Recorded data:

— start —

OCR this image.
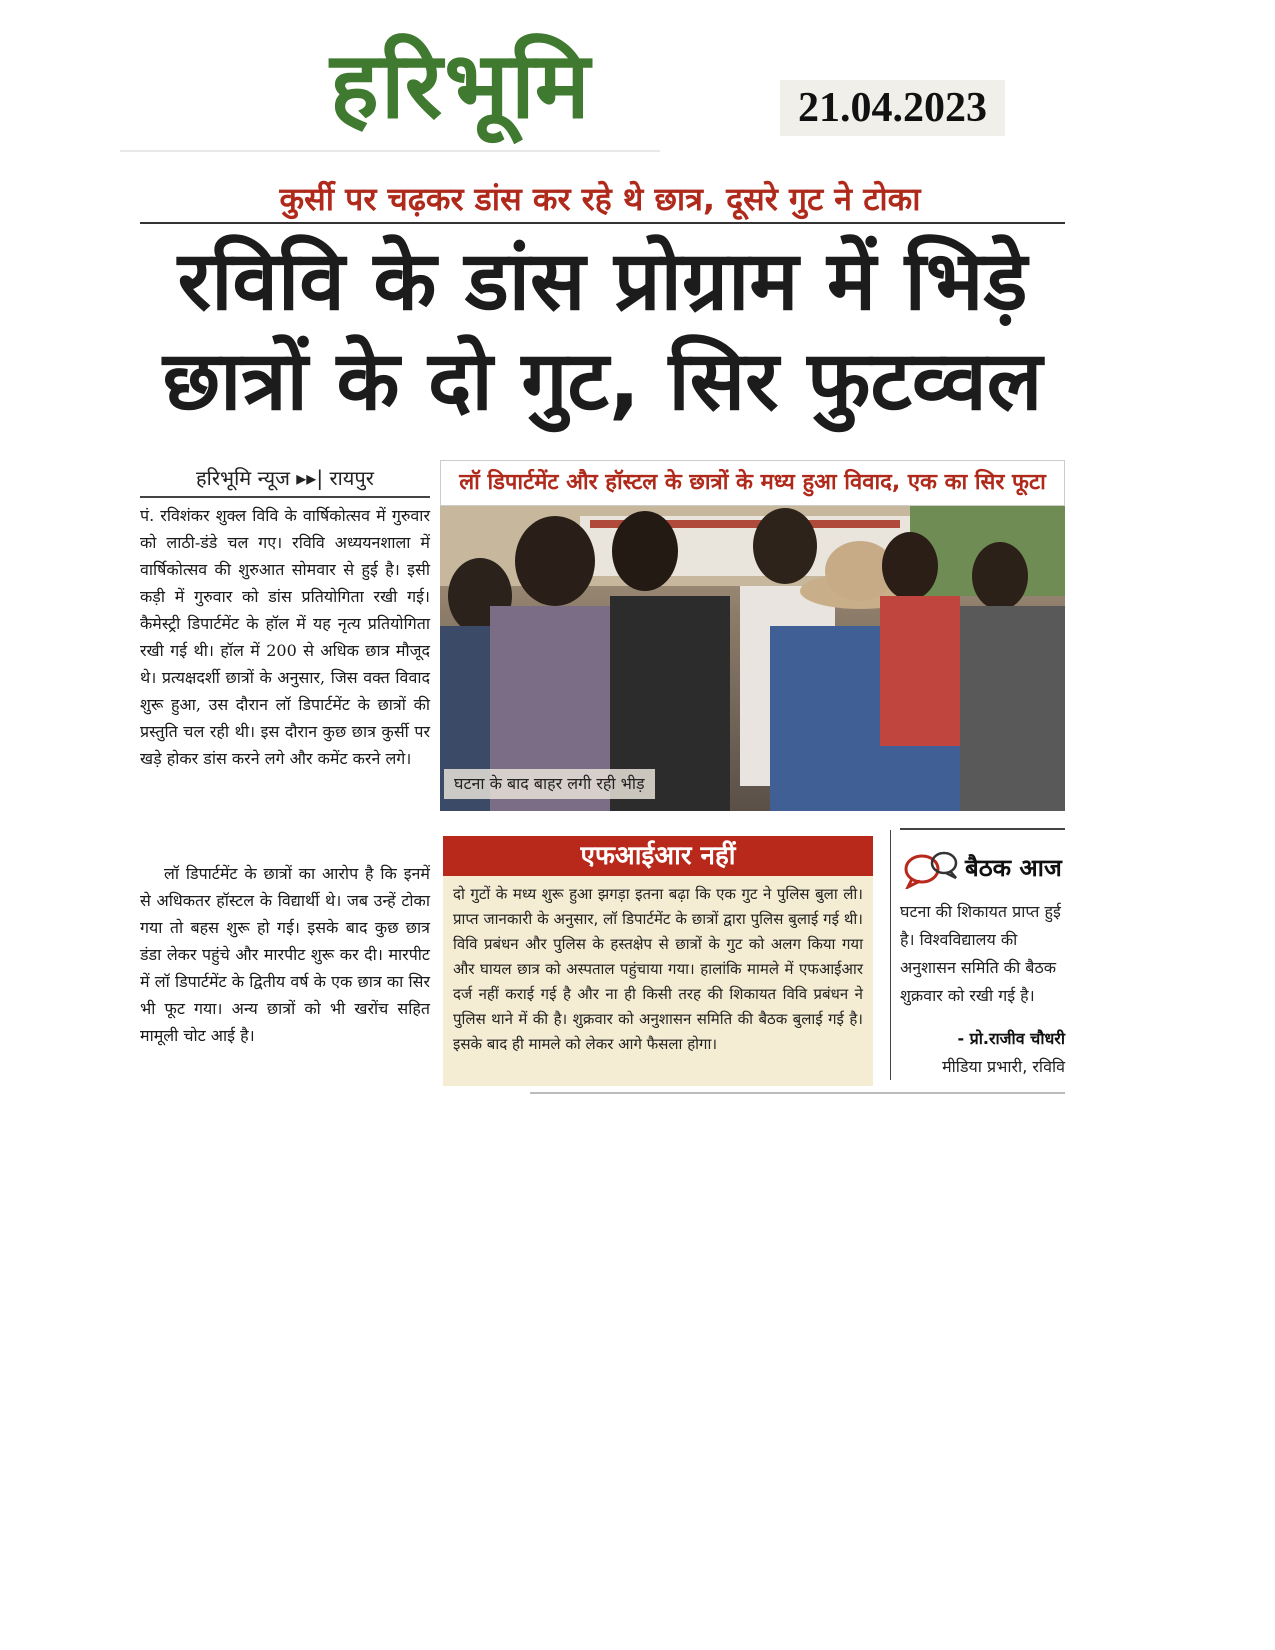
हरिभूमि	21.04.2023
कुर्सी पर चढ़कर डांस कर रहे थे छात्र, दूसरे गुट ने टोका
रविवि के डांस प्रोग्राम में भिड़े
छात्रों के दो गुट, सिर फुटव्वल
हरिभूमि न्यूज ▸▸| रायपुर
पं. रविशंकर शुक्ल विवि के वार्षिकोत्सव में गुरुवार को लाठी-डंडे चल गए। रविवि अध्ययनशाला में वार्षिकोत्सव की शुरुआत सोमवार से हुई है। इसी कड़ी में गुरुवार को डांस प्रतियोगिता रखी गई। कैमेस्ट्री डिपार्टमेंट के हॉल में यह नृत्य प्रतियोगिता रखी गई थी। हॉल में 200 से अधिक छात्र मौजूद थे। प्रत्यक्षदर्शी छात्रों के अनुसार, जिस वक्त विवाद शुरू हुआ, उस दौरान लॉ डिपार्टमेंट के छात्रों की प्रस्तुति चल रही थी। इस दौरान कुछ छात्र कुर्सी पर खड़े होकर डांस करने लगे और कमेंट करने लगे।
लॉ डिपार्टमेंट के छात्रों का आरोप है कि इनमें से अधिकतर हॉस्टल के विद्यार्थी थे। जब उन्हें टोका गया तो बहस शुरू हो गई। इसके बाद कुछ छात्र डंडा लेकर पहुंचे और मारपीट शुरू कर दी। मारपीट में लॉ डिपार्टमेंट के द्वितीय वर्ष के एक छात्र का सिर भी फूट गया। अन्य छात्रों को भी खरोंच सहित मामूली चोट आई है।
लॉ डिपार्टमेंट और हॉस्टल के छात्रों के मध्य हुआ विवाद, एक का सिर फूटा
घटना के बाद बाहर लगी रही भीड़
एफआईआर नहीं
दो गुटों के मध्य शुरू हुआ झगड़ा इतना बढ़ा कि एक गुट ने पुलिस बुला ली। प्राप्त जानकारी के अनुसार, लॉ डिपार्टमेंट के छात्रों द्वारा पुलिस बुलाई गई थी। विवि प्रबंधन और पुलिस के हस्तक्षेप से छात्रों के गुट को अलग किया गया और घायल छात्र को अस्पताल पहुंचाया गया। हालांकि मामले में एफआईआर दर्ज नहीं कराई गई है और ना ही किसी तरह की शिकायत विवि प्रबंधन ने पुलिस थाने में की है। शुक्रवार को अनुशासन समिति की बैठक बुलाई गई है। इसके बाद ही मामले को लेकर आगे फैसला होगा।
बैठक आज
घटना की शिकायत प्राप्त हुई है। विश्वविद्यालय की अनुशासन समिति की बैठक शुक्रवार को रखी गई है।
- प्रो.राजीव चौधरी
मीडिया प्रभारी, रविवि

— end —

» **TASK PROMPT**
Write the records out again in full, exactly, and skip every picture.

» **RESPONSE TO THE EXERCISE**
OCR this image.
हरिभूमि	21.04.2023
कुर्सी पर चढ़कर डांस कर रहे थे छात्र, दूसरे गुट ने टोका
रविवि के डांस प्रोग्राम में भिड़े
छात्रों के दो गुट, सिर फुटव्वल
हरिभूमि न्यूज ▸▸| रायपुर
पं. रविशंकर शुक्ल विवि के वार्षिकोत्सव में गुरुवार को लाठी-डंडे चल गए। रविवि अध्ययनशाला में वार्षिकोत्सव की शुरुआत सोमवार से हुई है। इसी कड़ी में गुरुवार को डांस प्रतियोगिता रखी गई। कैमेस्ट्री डिपार्टमेंट के हॉल में यह नृत्य प्रतियोगिता रखी गई थी। हॉल में 200 से अधिक छात्र मौजूद थे। प्रत्यक्षदर्शी छात्रों के अनुसार, जिस वक्त विवाद शुरू हुआ, उस दौरान लॉ डिपार्टमेंट के छात्रों की प्रस्तुति चल रही थी। इस दौरान कुछ छात्र कुर्सी पर खड़े होकर डांस करने लगे और कमेंट करने लगे।
लॉ डिपार्टमेंट के छात्रों का आरोप है कि इनमें से अधिकतर हॉस्टल के विद्यार्थी थे। जब उन्हें टोका गया तो बहस शुरू हो गई। इसके बाद कुछ छात्र डंडा लेकर पहुंचे और मारपीट शुरू कर दी। मारपीट में लॉ डिपार्टमेंट के द्वितीय वर्ष के एक छात्र का सिर भी फूट गया। अन्य छात्रों को भी खरोंच सहित मामूली चोट आई है।
लॉ डिपार्टमेंट और हॉस्टल के छात्रों के मध्य हुआ विवाद, एक का सिर फूटा
घटना के बाद बाहर लगी रही भीड़
एफआईआर नहीं
दो गुटों के मध्य शुरू हुआ झगड़ा इतना बढ़ा कि एक गुट ने पुलिस बुला ली। प्राप्त जानकारी के अनुसार, लॉ डिपार्टमेंट के छात्रों द्वारा पुलिस बुलाई गई थी। विवि प्रबंधन और पुलिस के हस्तक्षेप से छात्रों के गुट को अलग किया गया और घायल छात्र को अस्पताल पहुंचाया गया। हालांकि मामले में एफआईआर दर्ज नहीं कराई गई है और ना ही किसी तरह की शिकायत विवि प्रबंधन ने पुलिस थाने में की है। शुक्रवार को अनुशासन समिति की बैठक बुलाई गई है। इसके बाद ही मामले को लेकर आगे फैसला होगा।
बैठक आज
घटना की शिकायत प्राप्त हुई है। विश्वविद्यालय की अनुशासन समिति की बैठक शुक्रवार को रखी गई है।
- प्रो.राजीव चौधरी
मीडिया प्रभारी, रविवि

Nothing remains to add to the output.